# Task instructions
Provide the data again in its entirety, exactly as given.

# Recorded information
--

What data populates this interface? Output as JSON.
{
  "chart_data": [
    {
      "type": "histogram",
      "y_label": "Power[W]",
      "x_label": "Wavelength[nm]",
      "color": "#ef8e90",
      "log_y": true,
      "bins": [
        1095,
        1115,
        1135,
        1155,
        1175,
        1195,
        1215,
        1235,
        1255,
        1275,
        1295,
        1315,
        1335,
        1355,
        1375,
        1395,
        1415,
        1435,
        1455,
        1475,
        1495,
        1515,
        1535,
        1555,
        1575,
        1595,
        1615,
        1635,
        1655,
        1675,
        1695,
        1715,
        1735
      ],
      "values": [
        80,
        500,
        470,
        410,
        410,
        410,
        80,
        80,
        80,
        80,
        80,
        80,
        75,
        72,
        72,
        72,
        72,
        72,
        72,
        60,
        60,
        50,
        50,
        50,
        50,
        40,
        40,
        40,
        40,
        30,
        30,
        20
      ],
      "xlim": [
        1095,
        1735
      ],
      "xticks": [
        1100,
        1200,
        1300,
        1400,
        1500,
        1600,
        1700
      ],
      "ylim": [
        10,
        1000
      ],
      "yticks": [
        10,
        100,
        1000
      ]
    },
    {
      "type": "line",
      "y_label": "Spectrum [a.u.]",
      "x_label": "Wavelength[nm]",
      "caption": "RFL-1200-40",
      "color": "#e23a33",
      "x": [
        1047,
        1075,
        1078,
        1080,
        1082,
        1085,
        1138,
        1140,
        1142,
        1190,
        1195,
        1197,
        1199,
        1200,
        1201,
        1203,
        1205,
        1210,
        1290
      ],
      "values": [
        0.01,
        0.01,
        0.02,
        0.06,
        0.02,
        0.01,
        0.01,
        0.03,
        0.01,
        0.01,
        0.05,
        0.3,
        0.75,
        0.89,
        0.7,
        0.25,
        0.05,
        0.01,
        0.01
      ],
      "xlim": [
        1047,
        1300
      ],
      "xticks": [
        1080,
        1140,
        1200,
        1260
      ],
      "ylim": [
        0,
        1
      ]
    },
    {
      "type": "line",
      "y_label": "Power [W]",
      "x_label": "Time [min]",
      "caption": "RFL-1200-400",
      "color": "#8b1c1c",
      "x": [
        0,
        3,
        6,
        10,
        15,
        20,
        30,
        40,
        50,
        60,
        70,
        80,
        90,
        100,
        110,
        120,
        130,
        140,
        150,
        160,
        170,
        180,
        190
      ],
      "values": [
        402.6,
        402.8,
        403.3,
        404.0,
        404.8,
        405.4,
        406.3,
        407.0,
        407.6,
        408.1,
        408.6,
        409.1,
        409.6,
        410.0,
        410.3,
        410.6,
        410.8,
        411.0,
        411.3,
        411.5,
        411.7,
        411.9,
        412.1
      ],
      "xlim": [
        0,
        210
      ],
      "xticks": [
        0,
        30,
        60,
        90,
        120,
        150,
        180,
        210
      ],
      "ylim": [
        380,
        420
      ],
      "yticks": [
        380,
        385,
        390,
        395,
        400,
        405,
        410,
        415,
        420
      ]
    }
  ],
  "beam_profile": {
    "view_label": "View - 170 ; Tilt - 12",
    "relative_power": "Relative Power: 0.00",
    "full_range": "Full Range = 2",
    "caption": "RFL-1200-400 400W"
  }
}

--

# Finished exercise
What data populates this interface? Output as JSON.
{
  "chart_data": [
    {
      "type": "histogram",
      "y_label": "Power[W]",
      "x_label": "Wavelength[nm]",
      "color": "#ef8e90",
      "log_y": true,
      "bins": [
        1095,
        1115,
        1135,
        1155,
        1175,
        1195,
        1215,
        1235,
        1255,
        1275,
        1295,
        1315,
        1335,
        1355,
        1375,
        1395,
        1415,
        1435,
        1455,
        1475,
        1495,
        1515,
        1535,
        1555,
        1575,
        1595,
        1615,
        1635,
        1655,
        1675,
        1695,
        1715,
        1735
      ],
      "values": [
        80,
        500,
        470,
        410,
        410,
        410,
        80,
        80,
        80,
        80,
        80,
        80,
        75,
        72,
        72,
        72,
        72,
        72,
        72,
        60,
        60,
        50,
        50,
        50,
        50,
        40,
        40,
        40,
        40,
        30,
        30,
        20
      ],
      "xlim": [
        1095,
        1735
      ],
      "xticks": [
        1100,
        1200,
        1300,
        1400,
        1500,
        1600,
        1700
      ],
      "ylim": [
        10,
        1000
      ],
      "yticks": [
        10,
        100,
        1000
      ]
    },
    {
      "type": "line",
      "y_label": "Spectrum [a.u.]",
      "x_label": "Wavelength[nm]",
      "caption": "RFL-1200-40",
      "color": "#e23a33",
      "x": [
        1047,
        1075,
        1078,
        1080,
        1082,
        1085,
        1138,
        1140,
        1142,
        1190,
        1195,
        1197,
        1199,
        1200,
        1201,
        1203,
        1205,
        1210,
        1290
      ],
      "values": [
        0.01,
        0.01,
        0.02,
        0.06,
        0.02,
        0.01,
        0.01,
        0.03,
        0.01,
        0.01,
        0.05,
        0.3,
        0.75,
        0.89,
        0.7,
        0.25,
        0.05,
        0.01,
        0.01
      ],
      "xlim": [
        1047,
        1300
      ],
      "xticks": [
        1080,
        1140,
        1200,
        1260
      ],
      "ylim": [
        0,
        1
      ]
    },
    {
      "type": "line",
      "y_label": "Power [W]",
      "x_label": "Time [min]",
      "caption": "RFL-1200-400",
      "color": "#8b1c1c",
      "x": [
        0,
        3,
        6,
        10,
        15,
        20,
        30,
        40,
        50,
        60,
        70,
        80,
        90,
        100,
        110,
        120,
        130,
        140,
        150,
        160,
        170,
        180,
        190
      ],
      "values": [
        402.6,
        402.8,
        403.3,
        404.0,
        404.8,
        405.4,
        406.3,
        407.0,
        407.6,
        408.1,
        408.6,
        409.1,
        409.6,
        410.0,
        410.3,
        410.6,
        410.8,
        411.0,
        411.3,
        411.5,
        411.7,
        411.9,
        412.1
      ],
      "xlim": [
        0,
        210
      ],
      "xticks": [
        0,
        30,
        60,
        90,
        120,
        150,
        180,
        210
      ],
      "ylim": [
        380,
        420
      ],
      "yticks": [
        380,
        385,
        390,
        395,
        400,
        405,
        410,
        415,
        420
      ]
    }
  ],
  "beam_profile": {
    "view_label": "View - 170 ; Tilt - 12",
    "relative_power": "Relative Power: 0.00",
    "full_range": "Full Range = 2",
    "caption": "RFL-1200-400 400W"
  }
}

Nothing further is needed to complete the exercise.